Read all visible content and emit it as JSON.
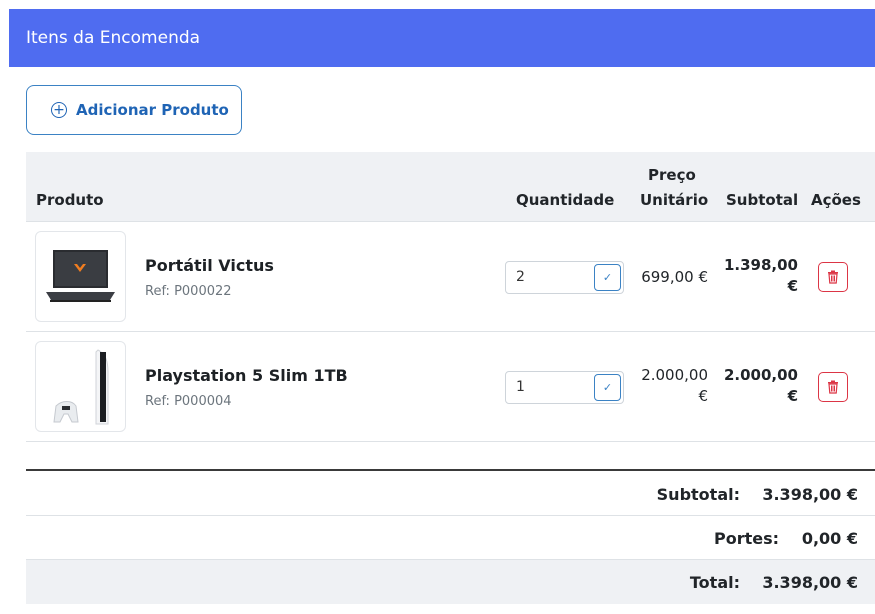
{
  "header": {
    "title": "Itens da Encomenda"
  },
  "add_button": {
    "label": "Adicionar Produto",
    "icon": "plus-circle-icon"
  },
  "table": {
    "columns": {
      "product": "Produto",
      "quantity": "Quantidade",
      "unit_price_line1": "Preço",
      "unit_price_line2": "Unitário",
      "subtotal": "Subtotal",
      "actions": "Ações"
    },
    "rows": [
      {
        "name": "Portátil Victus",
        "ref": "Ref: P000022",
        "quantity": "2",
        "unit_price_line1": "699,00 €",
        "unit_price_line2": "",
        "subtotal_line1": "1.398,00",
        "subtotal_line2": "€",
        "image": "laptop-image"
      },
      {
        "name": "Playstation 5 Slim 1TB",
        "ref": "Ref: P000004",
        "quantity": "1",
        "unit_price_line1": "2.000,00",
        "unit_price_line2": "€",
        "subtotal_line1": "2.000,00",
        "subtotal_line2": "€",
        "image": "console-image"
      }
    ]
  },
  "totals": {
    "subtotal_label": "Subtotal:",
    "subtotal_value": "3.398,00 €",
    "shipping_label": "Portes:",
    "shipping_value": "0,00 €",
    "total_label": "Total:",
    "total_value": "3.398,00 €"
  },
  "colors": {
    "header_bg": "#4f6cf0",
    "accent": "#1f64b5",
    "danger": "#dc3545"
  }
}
· · · · · · ·
## Short exercise
Copy the whole of the material above exactly, but not its images.

## Answer to this task
Read all visible content and emit it as JSON.
{
  "header": {
    "title": "Itens da Encomenda"
  },
  "add_button": {
    "label": "Adicionar Produto",
    "icon": "plus-circle-icon"
  },
  "table": {
    "columns": {
      "product": "Produto",
      "quantity": "Quantidade",
      "unit_price_line1": "Preço",
      "unit_price_line2": "Unitário",
      "subtotal": "Subtotal",
      "actions": "Ações"
    },
    "rows": [
      {
        "name": "Portátil Victus",
        "ref": "Ref: P000022",
        "quantity": "2",
        "unit_price_line1": "699,00 €",
        "unit_price_line2": "",
        "subtotal_line1": "1.398,00",
        "subtotal_line2": "€",
        "image": "laptop-image"
      },
      {
        "name": "Playstation 5 Slim 1TB",
        "ref": "Ref: P000004",
        "quantity": "1",
        "unit_price_line1": "2.000,00",
        "unit_price_line2": "€",
        "subtotal_line1": "2.000,00",
        "subtotal_line2": "€",
        "image": "console-image"
      }
    ]
  },
  "totals": {
    "subtotal_label": "Subtotal:",
    "subtotal_value": "3.398,00 €",
    "shipping_label": "Portes:",
    "shipping_value": "0,00 €",
    "total_label": "Total:",
    "total_value": "3.398,00 €"
  },
  "colors": {
    "header_bg": "#4f6cf0",
    "accent": "#1f64b5",
    "danger": "#dc3545"
  }
}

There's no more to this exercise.